| STATED GOAL |
Every line must be returned precisely as it is written.

| RECORD SET |
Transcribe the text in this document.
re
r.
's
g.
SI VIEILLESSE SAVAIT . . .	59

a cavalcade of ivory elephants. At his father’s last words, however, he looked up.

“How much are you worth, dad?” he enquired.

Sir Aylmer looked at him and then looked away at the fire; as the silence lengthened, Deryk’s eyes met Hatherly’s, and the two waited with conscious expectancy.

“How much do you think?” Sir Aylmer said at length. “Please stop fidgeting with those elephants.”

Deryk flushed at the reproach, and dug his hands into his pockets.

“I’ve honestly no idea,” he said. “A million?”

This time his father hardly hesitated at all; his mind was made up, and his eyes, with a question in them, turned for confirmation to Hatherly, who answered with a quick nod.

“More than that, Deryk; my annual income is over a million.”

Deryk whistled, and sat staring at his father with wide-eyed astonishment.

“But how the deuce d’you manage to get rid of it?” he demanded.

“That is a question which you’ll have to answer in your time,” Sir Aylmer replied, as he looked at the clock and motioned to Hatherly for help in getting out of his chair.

| RESULT |
Transcribe the text in this document.
re
r.
's
g.
SI VIEILLESSE SAVAIT . . .	59

a cavalcade of ivory elephants. At his father’s last words, however, he looked up.

“How much are you worth, dad?” he enquired.

Sir Aylmer looked at him and then looked away at the fire; as the silence lengthened, Deryk’s eyes met Hatherly’s, and the two waited with conscious expectancy.

“How much do you think?” Sir Aylmer said at length. “Please stop fidgeting with those elephants.”

Deryk flushed at the reproach, and dug his hands into his pockets.

“I’ve honestly no idea,” he said. “A million?”

This time his father hardly hesitated at all; his mind was made up, and his eyes, with a question in them, turned for confirmation to Hatherly, who answered with a quick nod.

“More than that, Deryk; my annual income is over a million.”

Deryk whistled, and sat staring at his father with wide-eyed astonishment.

“But how the deuce d’you manage to get rid of it?” he demanded.

“That is a question which you’ll have to answer in your time,” Sir Aylmer replied, as he looked at the clock and motioned to Hatherly for help in getting out of his chair.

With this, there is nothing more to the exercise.